--- START Listing ---

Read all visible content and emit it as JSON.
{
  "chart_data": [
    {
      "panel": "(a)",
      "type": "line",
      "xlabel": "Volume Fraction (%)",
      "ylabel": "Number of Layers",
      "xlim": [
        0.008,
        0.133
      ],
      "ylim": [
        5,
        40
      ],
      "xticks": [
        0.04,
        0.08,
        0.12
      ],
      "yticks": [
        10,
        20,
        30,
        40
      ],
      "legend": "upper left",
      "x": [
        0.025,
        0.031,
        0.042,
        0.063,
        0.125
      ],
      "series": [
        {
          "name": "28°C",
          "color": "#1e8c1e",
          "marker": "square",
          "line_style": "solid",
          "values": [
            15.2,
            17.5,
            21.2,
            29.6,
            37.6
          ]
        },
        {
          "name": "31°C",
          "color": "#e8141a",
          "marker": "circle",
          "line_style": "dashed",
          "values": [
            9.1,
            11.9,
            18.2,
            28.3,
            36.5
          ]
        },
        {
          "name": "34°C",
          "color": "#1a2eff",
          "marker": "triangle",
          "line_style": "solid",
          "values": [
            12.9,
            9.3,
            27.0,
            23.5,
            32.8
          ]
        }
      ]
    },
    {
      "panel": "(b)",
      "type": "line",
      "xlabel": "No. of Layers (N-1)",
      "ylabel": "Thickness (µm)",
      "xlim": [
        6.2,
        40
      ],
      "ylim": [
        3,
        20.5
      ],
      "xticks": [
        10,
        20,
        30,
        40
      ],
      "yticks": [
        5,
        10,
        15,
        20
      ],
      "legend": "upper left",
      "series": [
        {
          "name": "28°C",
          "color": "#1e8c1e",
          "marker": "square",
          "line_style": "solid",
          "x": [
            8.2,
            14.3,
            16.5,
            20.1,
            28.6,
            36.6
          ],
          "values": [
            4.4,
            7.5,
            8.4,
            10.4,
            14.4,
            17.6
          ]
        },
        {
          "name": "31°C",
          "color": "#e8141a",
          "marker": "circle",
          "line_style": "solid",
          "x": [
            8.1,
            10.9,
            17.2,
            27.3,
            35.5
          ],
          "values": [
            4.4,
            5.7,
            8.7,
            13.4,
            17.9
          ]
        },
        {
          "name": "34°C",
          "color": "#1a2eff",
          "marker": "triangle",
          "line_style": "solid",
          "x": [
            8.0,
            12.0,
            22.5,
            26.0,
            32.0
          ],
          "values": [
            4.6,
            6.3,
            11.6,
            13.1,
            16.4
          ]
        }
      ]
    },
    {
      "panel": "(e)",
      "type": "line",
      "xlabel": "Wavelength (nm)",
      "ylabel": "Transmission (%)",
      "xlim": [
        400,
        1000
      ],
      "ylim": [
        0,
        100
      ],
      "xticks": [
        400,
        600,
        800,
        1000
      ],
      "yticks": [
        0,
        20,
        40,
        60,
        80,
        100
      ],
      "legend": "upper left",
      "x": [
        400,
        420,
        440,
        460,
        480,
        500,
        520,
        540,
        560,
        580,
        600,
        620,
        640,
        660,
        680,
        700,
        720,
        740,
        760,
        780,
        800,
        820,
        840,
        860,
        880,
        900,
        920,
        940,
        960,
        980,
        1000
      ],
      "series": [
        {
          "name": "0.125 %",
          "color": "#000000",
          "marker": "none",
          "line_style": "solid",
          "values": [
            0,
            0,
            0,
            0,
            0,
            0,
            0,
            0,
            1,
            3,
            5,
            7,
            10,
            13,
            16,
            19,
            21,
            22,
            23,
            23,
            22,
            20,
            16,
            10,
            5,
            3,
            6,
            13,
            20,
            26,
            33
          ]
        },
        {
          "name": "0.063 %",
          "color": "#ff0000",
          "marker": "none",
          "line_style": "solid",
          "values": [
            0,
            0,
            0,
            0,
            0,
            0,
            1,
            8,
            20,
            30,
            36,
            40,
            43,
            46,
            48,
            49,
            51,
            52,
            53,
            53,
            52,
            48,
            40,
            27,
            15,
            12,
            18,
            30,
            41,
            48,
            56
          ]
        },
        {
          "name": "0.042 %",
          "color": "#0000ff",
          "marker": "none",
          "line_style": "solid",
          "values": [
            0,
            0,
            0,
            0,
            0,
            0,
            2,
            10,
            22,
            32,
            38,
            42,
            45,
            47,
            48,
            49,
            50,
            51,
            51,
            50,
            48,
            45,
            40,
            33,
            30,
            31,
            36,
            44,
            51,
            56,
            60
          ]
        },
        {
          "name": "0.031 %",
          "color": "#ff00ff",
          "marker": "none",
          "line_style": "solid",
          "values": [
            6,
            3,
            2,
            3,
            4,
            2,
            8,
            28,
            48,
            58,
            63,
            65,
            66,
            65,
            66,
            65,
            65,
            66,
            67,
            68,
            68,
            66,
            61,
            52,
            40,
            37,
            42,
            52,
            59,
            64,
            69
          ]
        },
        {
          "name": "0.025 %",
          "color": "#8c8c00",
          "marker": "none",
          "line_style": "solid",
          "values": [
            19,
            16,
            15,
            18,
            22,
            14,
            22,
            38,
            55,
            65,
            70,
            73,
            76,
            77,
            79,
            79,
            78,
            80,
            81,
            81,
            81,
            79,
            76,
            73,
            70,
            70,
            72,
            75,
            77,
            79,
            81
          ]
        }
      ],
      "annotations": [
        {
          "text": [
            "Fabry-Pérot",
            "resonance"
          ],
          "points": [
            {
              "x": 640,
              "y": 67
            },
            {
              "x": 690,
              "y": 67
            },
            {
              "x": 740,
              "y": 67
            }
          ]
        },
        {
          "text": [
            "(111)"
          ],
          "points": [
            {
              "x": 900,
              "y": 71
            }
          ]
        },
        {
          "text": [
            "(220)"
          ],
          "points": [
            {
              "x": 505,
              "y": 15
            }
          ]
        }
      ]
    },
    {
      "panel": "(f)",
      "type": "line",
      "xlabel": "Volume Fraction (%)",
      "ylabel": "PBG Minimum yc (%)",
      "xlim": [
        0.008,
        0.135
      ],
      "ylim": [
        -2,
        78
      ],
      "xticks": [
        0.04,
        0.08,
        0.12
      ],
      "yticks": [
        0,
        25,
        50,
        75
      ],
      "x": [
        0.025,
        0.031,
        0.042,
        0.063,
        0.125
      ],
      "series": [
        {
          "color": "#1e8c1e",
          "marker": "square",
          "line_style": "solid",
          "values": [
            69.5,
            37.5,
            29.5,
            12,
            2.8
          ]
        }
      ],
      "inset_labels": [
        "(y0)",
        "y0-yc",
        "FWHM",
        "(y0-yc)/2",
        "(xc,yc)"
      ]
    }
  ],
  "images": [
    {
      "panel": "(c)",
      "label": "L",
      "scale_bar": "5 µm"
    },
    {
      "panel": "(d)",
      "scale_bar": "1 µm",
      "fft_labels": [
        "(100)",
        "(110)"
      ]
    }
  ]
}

--- END Listing ---

Scan the entries above and work out how many lines include the word "xlabel"; the reply is that number alone.

Answer to this exercise
4